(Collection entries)
※ ※ ※
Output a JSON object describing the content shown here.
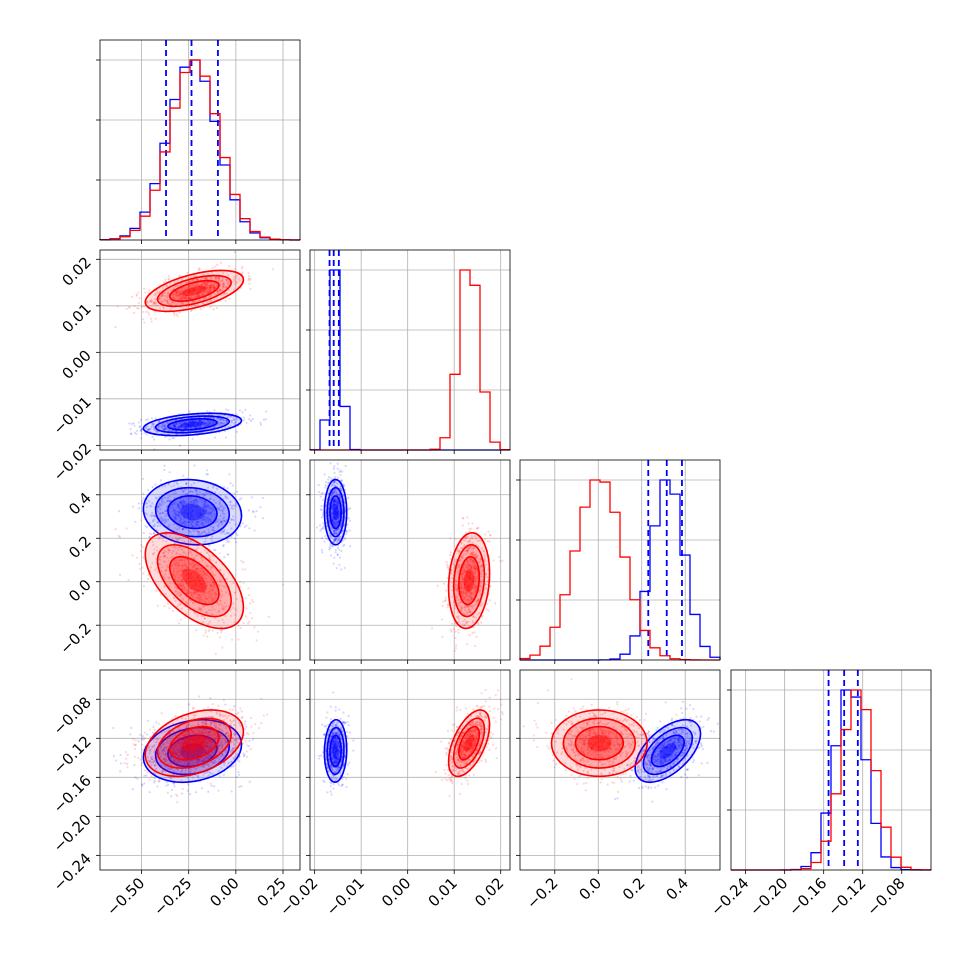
{
  "chart_data": {
    "type": "scatter",
    "title": "",
    "grid": true,
    "colors": {
      "blue": "#0000ff",
      "red": "#ff0000",
      "grid": "#b0b0b0"
    },
    "params": [
      {
        "range": [
          -0.72,
          0.34
        ],
        "ticks": [
          -0.5,
          -0.25,
          0.0,
          0.25
        ],
        "labels": [
          "−0.50",
          "−0.25",
          "0.00",
          "0.25"
        ]
      },
      {
        "range": [
          -0.021,
          0.022
        ],
        "ticks": [
          -0.02,
          -0.01,
          0.0,
          0.01,
          0.02
        ],
        "labels": [
          "−0.02",
          "−0.01",
          "0.00",
          "0.01",
          "0.02"
        ]
      },
      {
        "range": [
          -0.36,
          0.56
        ],
        "ticks": [
          -0.2,
          0.0,
          0.2,
          0.4
        ],
        "labels": [
          "−0.2",
          "0.0",
          "0.2",
          "0.4"
        ]
      },
      {
        "range": [
          -0.255,
          -0.05
        ],
        "ticks": [
          -0.24,
          -0.2,
          -0.16,
          -0.12,
          -0.08
        ],
        "labels": [
          "−0.24",
          "−0.20",
          "−0.16",
          "−0.12",
          "−0.08"
        ]
      }
    ],
    "series": [
      {
        "color": "blue",
        "mean": [
          -0.23,
          -0.0155,
          0.32,
          -0.133
        ],
        "std": [
          0.13,
          0.0012,
          0.075,
          0.016
        ],
        "quantiles": [
          [
            -0.37,
            -0.235,
            -0.095
          ],
          [
            -0.0168,
            -0.0159,
            -0.0148
          ],
          [
            0.23,
            0.315,
            0.385
          ],
          [
            -0.155,
            -0.139,
            -0.125
          ]
        ]
      },
      {
        "color": "red",
        "mean": [
          -0.22,
          0.0132,
          0.005,
          -0.125
        ],
        "std": [
          0.13,
          0.0022,
          0.11,
          0.017
        ],
        "quantiles": []
      }
    ],
    "correlations": {
      "blue": {
        "1-0": 0.35,
        "2-0": -0.1,
        "3-0": 0.2,
        "3-1": 0.05,
        "3-2": 0.55
      },
      "red": {
        "1-0": 0.55,
        "2-0": -0.55,
        "3-0": 0.35,
        "3-1": 0.55,
        "2-1": 0.15
      }
    }
  }
}
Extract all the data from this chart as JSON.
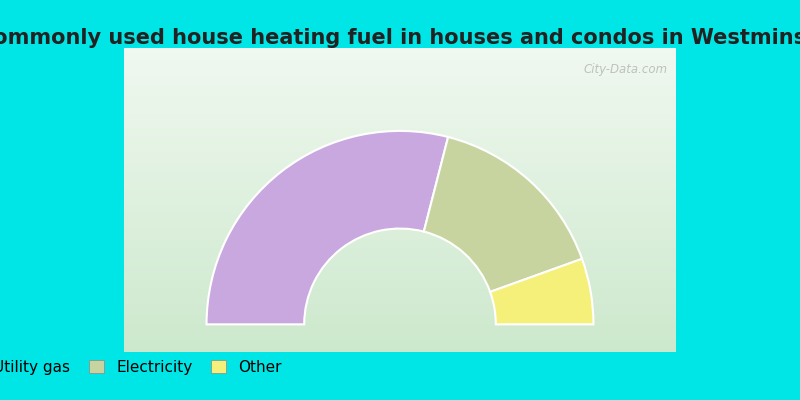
{
  "title": "Most commonly used house heating fuel in houses and condos in Westminster, SC",
  "title_fontsize": 15,
  "segments": [
    {
      "label": "Utility gas",
      "value": 58,
      "color": "#c9a8e0"
    },
    {
      "label": "Electricity",
      "value": 31,
      "color": "#c8d4a0"
    },
    {
      "label": "Other",
      "value": 11,
      "color": "#f5f07a"
    }
  ],
  "background_top": "#cce8cc",
  "background_bottom": "#f0f8f0",
  "border_color": "#00e5e5",
  "legend_fontsize": 11,
  "watermark": "City-Data.com"
}
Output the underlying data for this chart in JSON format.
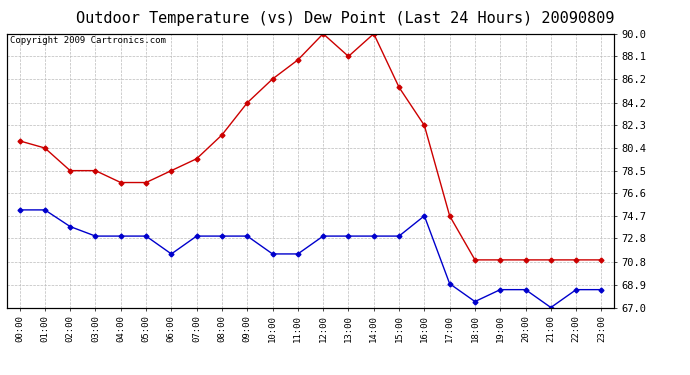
{
  "title": "Outdoor Temperature (vs) Dew Point (Last 24 Hours) 20090809",
  "copyright": "Copyright 2009 Cartronics.com",
  "hours": [
    "00:00",
    "01:00",
    "02:00",
    "03:00",
    "04:00",
    "05:00",
    "06:00",
    "07:00",
    "08:00",
    "09:00",
    "10:00",
    "11:00",
    "12:00",
    "13:00",
    "14:00",
    "15:00",
    "16:00",
    "17:00",
    "18:00",
    "19:00",
    "20:00",
    "21:00",
    "22:00",
    "23:00"
  ],
  "temp": [
    81.0,
    80.4,
    78.5,
    78.5,
    77.5,
    77.5,
    78.5,
    79.5,
    81.5,
    84.2,
    86.2,
    87.8,
    90.0,
    88.1,
    90.0,
    85.5,
    82.3,
    74.7,
    71.0,
    71.0,
    71.0,
    71.0,
    71.0,
    71.0
  ],
  "dew": [
    75.2,
    75.2,
    73.8,
    73.0,
    73.0,
    73.0,
    71.5,
    73.0,
    73.0,
    73.0,
    71.5,
    71.5,
    73.0,
    73.0,
    73.0,
    73.0,
    74.7,
    69.0,
    67.5,
    68.5,
    68.5,
    67.0,
    68.5,
    68.5
  ],
  "temp_color": "#cc0000",
  "dew_color": "#0000cc",
  "bg_color": "#ffffff",
  "plot_bg": "#ffffff",
  "grid_color": "#bbbbbb",
  "ylim": [
    67.0,
    90.0
  ],
  "yticks": [
    67.0,
    68.9,
    70.8,
    72.8,
    74.7,
    76.6,
    78.5,
    80.4,
    82.3,
    84.2,
    86.2,
    88.1,
    90.0
  ],
  "title_fontsize": 11,
  "copyright_fontsize": 6.5,
  "marker": "D",
  "markersize": 2.5
}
※ ※ ※
GIVEN REQUEST:
Pull out every line of the records above that contains the word "JSON".

REPLY:
Output a JSON object describing the content shown here.
Extract all the data from this chart as JSON.
Output the underlying data for this chart in JSON format.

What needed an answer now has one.